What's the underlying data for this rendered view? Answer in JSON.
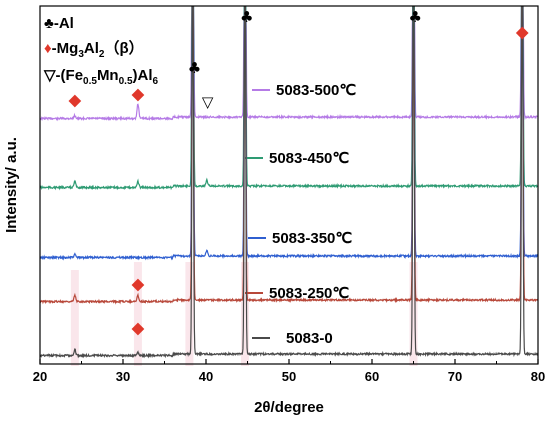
{
  "chart_data": {
    "type": "line",
    "xlabel": "2θ/degree",
    "ylabel": "Intensity/ a.u.",
    "xlim": [
      20,
      80
    ],
    "x_ticks": [
      "20",
      "30",
      "40",
      "50",
      "60",
      "70",
      "80"
    ],
    "series": [
      {
        "name": "5083-500℃",
        "color": "#b57be6",
        "peaks": [
          [
            38.4,
            0.95
          ],
          [
            44.7,
            0.9
          ],
          [
            65.0,
            0.9
          ],
          [
            78.1,
            0.9
          ],
          [
            31.8,
            0.05
          ],
          [
            24.2,
            0.01
          ]
        ]
      },
      {
        "name": "5083-450℃",
        "color": "#2e9b73",
        "peaks": [
          [
            38.4,
            0.9
          ],
          [
            44.7,
            0.95
          ],
          [
            65.0,
            0.9
          ],
          [
            78.1,
            0.9
          ],
          [
            24.2,
            0.02
          ],
          [
            31.8,
            0.02
          ],
          [
            40.1,
            0.02
          ]
        ]
      },
      {
        "name": "5083-350℃",
        "color": "#2f5fd0",
        "peaks": [
          [
            38.4,
            0.9
          ],
          [
            44.7,
            0.95
          ],
          [
            65.0,
            0.9
          ],
          [
            78.1,
            0.9
          ],
          [
            24.2,
            0.01
          ],
          [
            40.1,
            0.02
          ]
        ]
      },
      {
        "name": "5083-250℃",
        "color": "#b8483a",
        "peaks": [
          [
            38.4,
            0.9
          ],
          [
            44.7,
            0.95
          ],
          [
            65.0,
            0.9
          ],
          [
            78.1,
            0.9
          ],
          [
            24.2,
            0.02
          ],
          [
            31.8,
            0.02
          ]
        ]
      },
      {
        "name": "5083-0",
        "color": "#4a4a4a",
        "peaks": [
          [
            38.4,
            0.9
          ],
          [
            44.7,
            0.95
          ],
          [
            65.0,
            0.9
          ],
          [
            78.1,
            0.9
          ],
          [
            24.2,
            0.02
          ],
          [
            31.8,
            0.01
          ]
        ]
      }
    ],
    "annotations": {
      "al_symbol": "♣",
      "beta_symbol": "♦",
      "fe_symbol": "▽"
    },
    "legend": {
      "al": "♣-Al",
      "beta_prefix": "-Mg",
      "beta_sub1": "3",
      "beta_mid": "Al",
      "beta_sub2": "2",
      "beta_suffix": "（β）",
      "fe_prefix": "▽-(Fe",
      "fe_sub1": "0.5",
      "fe_mid": "Mn",
      "fe_sub2": "0.5",
      "fe_suffix": ")Al",
      "fe_sub3": "6",
      "placement": "top-left"
    },
    "colors": {
      "beta_marker": "#e0382b",
      "band": "#f4c7d3"
    }
  }
}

########################################

* _Written problem_:
Retype all of the entries exactly as written, leaving out any images.

* _Completed task_:
What's the underlying data for this rendered view? Answer in JSON.
{
  "chart_data": {
    "type": "line",
    "xlabel": "2θ/degree",
    "ylabel": "Intensity/ a.u.",
    "xlim": [
      20,
      80
    ],
    "x_ticks": [
      "20",
      "30",
      "40",
      "50",
      "60",
      "70",
      "80"
    ],
    "series": [
      {
        "name": "5083-500℃",
        "color": "#b57be6",
        "peaks": [
          [
            38.4,
            0.95
          ],
          [
            44.7,
            0.9
          ],
          [
            65.0,
            0.9
          ],
          [
            78.1,
            0.9
          ],
          [
            31.8,
            0.05
          ],
          [
            24.2,
            0.01
          ]
        ]
      },
      {
        "name": "5083-450℃",
        "color": "#2e9b73",
        "peaks": [
          [
            38.4,
            0.9
          ],
          [
            44.7,
            0.95
          ],
          [
            65.0,
            0.9
          ],
          [
            78.1,
            0.9
          ],
          [
            24.2,
            0.02
          ],
          [
            31.8,
            0.02
          ],
          [
            40.1,
            0.02
          ]
        ]
      },
      {
        "name": "5083-350℃",
        "color": "#2f5fd0",
        "peaks": [
          [
            38.4,
            0.9
          ],
          [
            44.7,
            0.95
          ],
          [
            65.0,
            0.9
          ],
          [
            78.1,
            0.9
          ],
          [
            24.2,
            0.01
          ],
          [
            40.1,
            0.02
          ]
        ]
      },
      {
        "name": "5083-250℃",
        "color": "#b8483a",
        "peaks": [
          [
            38.4,
            0.9
          ],
          [
            44.7,
            0.95
          ],
          [
            65.0,
            0.9
          ],
          [
            78.1,
            0.9
          ],
          [
            24.2,
            0.02
          ],
          [
            31.8,
            0.02
          ]
        ]
      },
      {
        "name": "5083-0",
        "color": "#4a4a4a",
        "peaks": [
          [
            38.4,
            0.9
          ],
          [
            44.7,
            0.95
          ],
          [
            65.0,
            0.9
          ],
          [
            78.1,
            0.9
          ],
          [
            24.2,
            0.02
          ],
          [
            31.8,
            0.01
          ]
        ]
      }
    ],
    "annotations": {
      "al_symbol": "♣",
      "beta_symbol": "♦",
      "fe_symbol": "▽"
    },
    "legend": {
      "al": "♣-Al",
      "beta_prefix": "-Mg",
      "beta_sub1": "3",
      "beta_mid": "Al",
      "beta_sub2": "2",
      "beta_suffix": "（β）",
      "fe_prefix": "▽-(Fe",
      "fe_sub1": "0.5",
      "fe_mid": "Mn",
      "fe_sub2": "0.5",
      "fe_suffix": ")Al",
      "fe_sub3": "6",
      "placement": "top-left"
    },
    "colors": {
      "beta_marker": "#e0382b",
      "band": "#f4c7d3"
    }
  }
}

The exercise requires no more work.